TASK: Could you write out the records below exactly as they appear?

>> Start STORED DATA

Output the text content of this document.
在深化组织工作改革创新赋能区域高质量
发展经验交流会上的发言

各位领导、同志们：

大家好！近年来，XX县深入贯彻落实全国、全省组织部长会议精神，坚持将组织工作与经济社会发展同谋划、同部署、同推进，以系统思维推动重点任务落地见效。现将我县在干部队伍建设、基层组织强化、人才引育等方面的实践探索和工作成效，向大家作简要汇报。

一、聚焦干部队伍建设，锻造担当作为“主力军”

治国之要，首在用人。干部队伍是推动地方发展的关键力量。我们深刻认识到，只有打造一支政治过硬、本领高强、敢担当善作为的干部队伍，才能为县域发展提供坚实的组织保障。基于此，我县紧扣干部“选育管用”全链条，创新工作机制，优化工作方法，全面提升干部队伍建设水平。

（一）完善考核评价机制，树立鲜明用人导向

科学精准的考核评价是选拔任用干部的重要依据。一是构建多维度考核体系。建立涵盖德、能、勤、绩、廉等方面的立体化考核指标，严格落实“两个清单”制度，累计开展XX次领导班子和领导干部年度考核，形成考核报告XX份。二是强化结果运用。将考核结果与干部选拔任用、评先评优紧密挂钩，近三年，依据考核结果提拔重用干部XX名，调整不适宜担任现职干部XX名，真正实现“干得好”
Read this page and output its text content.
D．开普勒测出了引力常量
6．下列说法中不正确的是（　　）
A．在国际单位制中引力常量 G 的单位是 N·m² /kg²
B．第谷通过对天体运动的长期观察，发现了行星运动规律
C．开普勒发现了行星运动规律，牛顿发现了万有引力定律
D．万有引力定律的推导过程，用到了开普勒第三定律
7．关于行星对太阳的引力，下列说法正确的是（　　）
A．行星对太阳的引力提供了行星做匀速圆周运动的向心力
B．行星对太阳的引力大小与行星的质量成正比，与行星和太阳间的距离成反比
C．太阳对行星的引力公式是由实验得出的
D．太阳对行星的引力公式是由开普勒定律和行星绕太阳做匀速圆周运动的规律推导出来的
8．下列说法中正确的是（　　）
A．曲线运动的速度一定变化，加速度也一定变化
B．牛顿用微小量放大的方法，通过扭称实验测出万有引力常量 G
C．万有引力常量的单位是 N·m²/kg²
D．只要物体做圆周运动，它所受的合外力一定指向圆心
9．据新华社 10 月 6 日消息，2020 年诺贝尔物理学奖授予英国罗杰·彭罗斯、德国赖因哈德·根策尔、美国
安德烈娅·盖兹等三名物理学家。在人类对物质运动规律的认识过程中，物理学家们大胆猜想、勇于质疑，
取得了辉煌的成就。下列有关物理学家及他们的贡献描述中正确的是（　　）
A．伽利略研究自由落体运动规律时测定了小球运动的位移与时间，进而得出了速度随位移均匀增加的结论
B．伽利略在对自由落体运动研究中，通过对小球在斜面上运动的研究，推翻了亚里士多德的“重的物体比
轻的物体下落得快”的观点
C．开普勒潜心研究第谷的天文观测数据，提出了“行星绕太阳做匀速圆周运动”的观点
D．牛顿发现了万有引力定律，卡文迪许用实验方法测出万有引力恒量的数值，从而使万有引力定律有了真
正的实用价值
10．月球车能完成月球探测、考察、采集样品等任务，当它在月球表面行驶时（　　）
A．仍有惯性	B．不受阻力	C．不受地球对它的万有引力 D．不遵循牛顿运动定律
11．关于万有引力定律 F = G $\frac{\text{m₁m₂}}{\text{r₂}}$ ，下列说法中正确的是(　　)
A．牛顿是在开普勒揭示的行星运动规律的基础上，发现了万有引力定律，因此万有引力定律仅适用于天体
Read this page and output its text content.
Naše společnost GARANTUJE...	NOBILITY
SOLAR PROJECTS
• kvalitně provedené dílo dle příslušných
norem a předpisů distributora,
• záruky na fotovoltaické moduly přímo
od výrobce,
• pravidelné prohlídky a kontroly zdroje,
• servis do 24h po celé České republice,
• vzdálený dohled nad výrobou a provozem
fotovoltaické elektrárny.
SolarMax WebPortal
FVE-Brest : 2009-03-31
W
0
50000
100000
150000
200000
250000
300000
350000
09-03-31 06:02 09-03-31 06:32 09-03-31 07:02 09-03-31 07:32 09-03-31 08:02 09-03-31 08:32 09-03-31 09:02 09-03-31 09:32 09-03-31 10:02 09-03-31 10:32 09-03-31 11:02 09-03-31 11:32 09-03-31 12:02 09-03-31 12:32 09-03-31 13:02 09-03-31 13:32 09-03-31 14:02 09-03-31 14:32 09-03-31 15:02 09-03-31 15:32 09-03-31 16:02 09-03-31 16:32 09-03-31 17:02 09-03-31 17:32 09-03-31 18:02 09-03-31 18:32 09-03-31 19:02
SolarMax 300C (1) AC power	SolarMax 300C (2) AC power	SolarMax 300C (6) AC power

>> End STORED DATA

OUTPUT BELOW:
Output the text content of this document.
在深化组织工作改革创新赋能区域高质量
发展经验交流会上的发言

各位领导、同志们：

大家好！近年来，XX县深入贯彻落实全国、全省组织部长会议精神，坚持将组织工作与经济社会发展同谋划、同部署、同推进，以系统思维推动重点任务落地见效。现将我县在干部队伍建设、基层组织强化、人才引育等方面的实践探索和工作成效，向大家作简要汇报。

一、聚焦干部队伍建设，锻造担当作为“主力军”

治国之要，首在用人。干部队伍是推动地方发展的关键力量。我们深刻认识到，只有打造一支政治过硬、本领高强、敢担当善作为的干部队伍，才能为县域发展提供坚实的组织保障。基于此，我县紧扣干部“选育管用”全链条，创新工作机制，优化工作方法，全面提升干部队伍建设水平。

（一）完善考核评价机制，树立鲜明用人导向

科学精准的考核评价是选拔任用干部的重要依据。一是构建多维度考核体系。建立涵盖德、能、勤、绩、廉等方面的立体化考核指标，严格落实“两个清单”制度，累计开展XX次领导班子和领导干部年度考核，形成考核报告XX份。二是强化结果运用。将考核结果与干部选拔任用、评先评优紧密挂钩，近三年，依据考核结果提拔重用干部XX名，调整不适宜担任现职干部XX名，真正实现“干得好”
Read this page and output its text content.
D．开普勒测出了引力常量
6．下列说法中不正确的是（　　）
A．在国际单位制中引力常量 G 的单位是 N·m² /kg²
B．第谷通过对天体运动的长期观察，发现了行星运动规律
C．开普勒发现了行星运动规律，牛顿发现了万有引力定律
D．万有引力定律的推导过程，用到了开普勒第三定律
7．关于行星对太阳的引力，下列说法正确的是（　　）
A．行星对太阳的引力提供了行星做匀速圆周运动的向心力
B．行星对太阳的引力大小与行星的质量成正比，与行星和太阳间的距离成反比
C．太阳对行星的引力公式是由实验得出的
D．太阳对行星的引力公式是由开普勒定律和行星绕太阳做匀速圆周运动的规律推导出来的
8．下列说法中正确的是（　　）
A．曲线运动的速度一定变化，加速度也一定变化
B．牛顿用微小量放大的方法，通过扭称实验测出万有引力常量 G
C．万有引力常量的单位是 N·m²/kg²
D．只要物体做圆周运动，它所受的合外力一定指向圆心
9．据新华社 10 月 6 日消息，2020 年诺贝尔物理学奖授予英国罗杰·彭罗斯、德国赖因哈德·根策尔、美国
安德烈娅·盖兹等三名物理学家。在人类对物质运动规律的认识过程中，物理学家们大胆猜想、勇于质疑，
取得了辉煌的成就。下列有关物理学家及他们的贡献描述中正确的是（　　）
A．伽利略研究自由落体运动规律时测定了小球运动的位移与时间，进而得出了速度随位移均匀增加的结论
B．伽利略在对自由落体运动研究中，通过对小球在斜面上运动的研究，推翻了亚里士多德的“重的物体比
轻的物体下落得快”的观点
C．开普勒潜心研究第谷的天文观测数据，提出了“行星绕太阳做匀速圆周运动”的观点
D．牛顿发现了万有引力定律，卡文迪许用实验方法测出万有引力恒量的数值，从而使万有引力定律有了真
正的实用价值
10．月球车能完成月球探测、考察、采集样品等任务，当它在月球表面行驶时（　　）
A．仍有惯性	B．不受阻力	C．不受地球对它的万有引力 D．不遵循牛顿运动定律
11．关于万有引力定律 F = G $\frac{\text{m₁m₂}}{\text{r₂}}$ ，下列说法中正确的是(　　)
A．牛顿是在开普勒揭示的行星运动规律的基础上，发现了万有引力定律，因此万有引力定律仅适用于天体
Read this page and output its text content.
Naše společnost GARANTUJE...	NOBILITY
SOLAR PROJECTS
• kvalitně provedené dílo dle příslušných
norem a předpisů distributora,
• záruky na fotovoltaické moduly přímo
od výrobce,
• pravidelné prohlídky a kontroly zdroje,
• servis do 24h po celé České republice,
• vzdálený dohled nad výrobou a provozem
fotovoltaické elektrárny.
SolarMax WebPortal
FVE-Brest : 2009-03-31
W
0
50000
100000
150000
200000
250000
300000
350000
09-03-31 06:02 09-03-31 06:32 09-03-31 07:02 09-03-31 07:32 09-03-31 08:02 09-03-31 08:32 09-03-31 09:02 09-03-31 09:32 09-03-31 10:02 09-03-31 10:32 09-03-31 11:02 09-03-31 11:32 09-03-31 12:02 09-03-31 12:32 09-03-31 13:02 09-03-31 13:32 09-03-31 14:02 09-03-31 14:32 09-03-31 15:02 09-03-31 15:32 09-03-31 16:02 09-03-31 16:32 09-03-31 17:02 09-03-31 17:32 09-03-31 18:02 09-03-31 18:32 09-03-31 19:02
SolarMax 300C (1) AC power	SolarMax 300C (2) AC power	SolarMax 300C (6) AC power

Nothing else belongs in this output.